Each record must be retyped in full. No character may differ.

--------------------------------

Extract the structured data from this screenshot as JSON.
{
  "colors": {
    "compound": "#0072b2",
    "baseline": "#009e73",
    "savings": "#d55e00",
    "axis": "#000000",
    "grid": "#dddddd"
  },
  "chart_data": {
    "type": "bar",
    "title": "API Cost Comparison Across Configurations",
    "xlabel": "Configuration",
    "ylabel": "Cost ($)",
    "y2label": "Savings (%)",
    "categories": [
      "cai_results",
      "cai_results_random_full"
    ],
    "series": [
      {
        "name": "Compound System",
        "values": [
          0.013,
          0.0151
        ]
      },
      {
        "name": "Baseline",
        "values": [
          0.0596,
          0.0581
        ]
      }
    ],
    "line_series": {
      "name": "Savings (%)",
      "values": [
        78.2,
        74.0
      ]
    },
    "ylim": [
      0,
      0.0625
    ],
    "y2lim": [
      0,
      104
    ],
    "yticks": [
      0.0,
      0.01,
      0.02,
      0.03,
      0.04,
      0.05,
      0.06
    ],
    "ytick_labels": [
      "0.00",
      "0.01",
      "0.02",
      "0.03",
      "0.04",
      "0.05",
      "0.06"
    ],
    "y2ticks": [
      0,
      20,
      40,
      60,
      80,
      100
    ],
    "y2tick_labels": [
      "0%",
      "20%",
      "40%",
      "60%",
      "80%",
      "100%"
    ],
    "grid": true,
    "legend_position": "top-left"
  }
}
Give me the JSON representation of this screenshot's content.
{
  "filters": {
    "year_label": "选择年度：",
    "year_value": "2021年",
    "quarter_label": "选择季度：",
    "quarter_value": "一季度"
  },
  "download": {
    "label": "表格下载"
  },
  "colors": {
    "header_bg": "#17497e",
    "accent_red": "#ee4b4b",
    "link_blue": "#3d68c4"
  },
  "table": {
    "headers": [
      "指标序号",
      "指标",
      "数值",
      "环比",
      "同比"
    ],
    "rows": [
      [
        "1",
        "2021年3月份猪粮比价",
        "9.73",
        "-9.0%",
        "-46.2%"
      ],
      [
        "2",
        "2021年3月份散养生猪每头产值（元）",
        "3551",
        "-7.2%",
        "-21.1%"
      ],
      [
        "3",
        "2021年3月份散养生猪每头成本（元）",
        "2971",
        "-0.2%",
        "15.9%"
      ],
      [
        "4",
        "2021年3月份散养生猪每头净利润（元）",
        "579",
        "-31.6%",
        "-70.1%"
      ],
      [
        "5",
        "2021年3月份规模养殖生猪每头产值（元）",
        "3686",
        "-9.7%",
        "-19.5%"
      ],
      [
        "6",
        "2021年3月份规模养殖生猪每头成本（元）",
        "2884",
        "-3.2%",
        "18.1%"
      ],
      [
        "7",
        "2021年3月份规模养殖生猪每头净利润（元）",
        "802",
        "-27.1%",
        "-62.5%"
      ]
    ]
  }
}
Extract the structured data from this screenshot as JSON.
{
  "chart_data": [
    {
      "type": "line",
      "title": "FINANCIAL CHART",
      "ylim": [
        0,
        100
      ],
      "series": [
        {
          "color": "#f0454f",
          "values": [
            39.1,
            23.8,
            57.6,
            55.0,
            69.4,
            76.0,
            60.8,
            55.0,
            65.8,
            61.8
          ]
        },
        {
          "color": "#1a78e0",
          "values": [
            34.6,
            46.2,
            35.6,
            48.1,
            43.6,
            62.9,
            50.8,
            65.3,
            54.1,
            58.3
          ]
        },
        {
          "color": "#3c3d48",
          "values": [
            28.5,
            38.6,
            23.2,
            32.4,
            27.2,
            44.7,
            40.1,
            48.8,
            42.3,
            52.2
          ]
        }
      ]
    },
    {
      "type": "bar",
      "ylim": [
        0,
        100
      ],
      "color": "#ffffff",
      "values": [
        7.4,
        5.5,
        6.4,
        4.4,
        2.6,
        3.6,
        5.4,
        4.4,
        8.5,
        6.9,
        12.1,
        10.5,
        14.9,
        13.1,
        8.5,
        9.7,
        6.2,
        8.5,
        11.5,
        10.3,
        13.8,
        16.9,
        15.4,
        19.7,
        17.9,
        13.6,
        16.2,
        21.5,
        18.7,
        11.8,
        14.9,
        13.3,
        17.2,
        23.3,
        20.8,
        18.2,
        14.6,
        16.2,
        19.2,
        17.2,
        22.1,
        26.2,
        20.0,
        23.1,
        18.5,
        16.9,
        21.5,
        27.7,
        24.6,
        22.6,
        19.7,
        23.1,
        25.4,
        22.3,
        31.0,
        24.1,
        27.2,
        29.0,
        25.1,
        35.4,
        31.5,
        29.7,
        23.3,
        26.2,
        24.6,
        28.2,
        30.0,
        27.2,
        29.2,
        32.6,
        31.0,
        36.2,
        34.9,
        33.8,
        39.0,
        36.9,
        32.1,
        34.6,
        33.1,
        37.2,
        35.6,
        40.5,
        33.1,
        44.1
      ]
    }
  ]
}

--------------------------------

**The reply**.
Extract the structured data from this screenshot as JSON.
{
  "colors": {
    "compound": "#0072b2",
    "baseline": "#009e73",
    "savings": "#d55e00",
    "axis": "#000000",
    "grid": "#dddddd"
  },
  "chart_data": {
    "type": "bar",
    "title": "API Cost Comparison Across Configurations",
    "xlabel": "Configuration",
    "ylabel": "Cost ($)",
    "y2label": "Savings (%)",
    "categories": [
      "cai_results",
      "cai_results_random_full"
    ],
    "series": [
      {
        "name": "Compound System",
        "values": [
          0.013,
          0.0151
        ]
      },
      {
        "name": "Baseline",
        "values": [
          0.0596,
          0.0581
        ]
      }
    ],
    "line_series": {
      "name": "Savings (%)",
      "values": [
        78.2,
        74.0
      ]
    },
    "ylim": [
      0,
      0.0625
    ],
    "y2lim": [
      0,
      104
    ],
    "yticks": [
      0.0,
      0.01,
      0.02,
      0.03,
      0.04,
      0.05,
      0.06
    ],
    "ytick_labels": [
      "0.00",
      "0.01",
      "0.02",
      "0.03",
      "0.04",
      "0.05",
      "0.06"
    ],
    "y2ticks": [
      0,
      20,
      40,
      60,
      80,
      100
    ],
    "y2tick_labels": [
      "0%",
      "20%",
      "40%",
      "60%",
      "80%",
      "100%"
    ],
    "grid": true,
    "legend_position": "top-left"
  }
}
Give me the JSON representation of this screenshot's content.
{
  "filters": {
    "year_label": "选择年度：",
    "year_value": "2021年",
    "quarter_label": "选择季度：",
    "quarter_value": "一季度"
  },
  "download": {
    "label": "表格下载"
  },
  "colors": {
    "header_bg": "#17497e",
    "accent_red": "#ee4b4b",
    "link_blue": "#3d68c4"
  },
  "table": {
    "headers": [
      "指标序号",
      "指标",
      "数值",
      "环比",
      "同比"
    ],
    "rows": [
      [
        "1",
        "2021年3月份猪粮比价",
        "9.73",
        "-9.0%",
        "-46.2%"
      ],
      [
        "2",
        "2021年3月份散养生猪每头产值（元）",
        "3551",
        "-7.2%",
        "-21.1%"
      ],
      [
        "3",
        "2021年3月份散养生猪每头成本（元）",
        "2971",
        "-0.2%",
        "15.9%"
      ],
      [
        "4",
        "2021年3月份散养生猪每头净利润（元）",
        "579",
        "-31.6%",
        "-70.1%"
      ],
      [
        "5",
        "2021年3月份规模养殖生猪每头产值（元）",
        "3686",
        "-9.7%",
        "-19.5%"
      ],
      [
        "6",
        "2021年3月份规模养殖生猪每头成本（元）",
        "2884",
        "-3.2%",
        "18.1%"
      ],
      [
        "7",
        "2021年3月份规模养殖生猪每头净利润（元）",
        "802",
        "-27.1%",
        "-62.5%"
      ]
    ]
  }
}
Extract the structured data from this screenshot as JSON.
{
  "chart_data": [
    {
      "type": "line",
      "title": "FINANCIAL CHART",
      "ylim": [
        0,
        100
      ],
      "series": [
        {
          "color": "#f0454f",
          "values": [
            39.1,
            23.8,
            57.6,
            55.0,
            69.4,
            76.0,
            60.8,
            55.0,
            65.8,
            61.8
          ]
        },
        {
          "color": "#1a78e0",
          "values": [
            34.6,
            46.2,
            35.6,
            48.1,
            43.6,
            62.9,
            50.8,
            65.3,
            54.1,
            58.3
          ]
        },
        {
          "color": "#3c3d48",
          "values": [
            28.5,
            38.6,
            23.2,
            32.4,
            27.2,
            44.7,
            40.1,
            48.8,
            42.3,
            52.2
          ]
        }
      ]
    },
    {
      "type": "bar",
      "ylim": [
        0,
        100
      ],
      "color": "#ffffff",
      "values": [
        7.4,
        5.5,
        6.4,
        4.4,
        2.6,
        3.6,
        5.4,
        4.4,
        8.5,
        6.9,
        12.1,
        10.5,
        14.9,
        13.1,
        8.5,
        9.7,
        6.2,
        8.5,
        11.5,
        10.3,
        13.8,
        16.9,
        15.4,
        19.7,
        17.9,
        13.6,
        16.2,
        21.5,
        18.7,
        11.8,
        14.9,
        13.3,
        17.2,
        23.3,
        20.8,
        18.2,
        14.6,
        16.2,
        19.2,
        17.2,
        22.1,
        26.2,
        20.0,
        23.1,
        18.5,
        16.9,
        21.5,
        27.7,
        24.6,
        22.6,
        19.7,
        23.1,
        25.4,
        22.3,
        31.0,
        24.1,
        27.2,
        29.0,
        25.1,
        35.4,
        31.5,
        29.7,
        23.3,
        26.2,
        24.6,
        28.2,
        30.0,
        27.2,
        29.2,
        32.6,
        31.0,
        36.2,
        34.9,
        33.8,
        39.0,
        36.9,
        32.1,
        34.6,
        33.1,
        37.2,
        35.6,
        40.5,
        33.1,
        44.1
      ]
    }
  ]
}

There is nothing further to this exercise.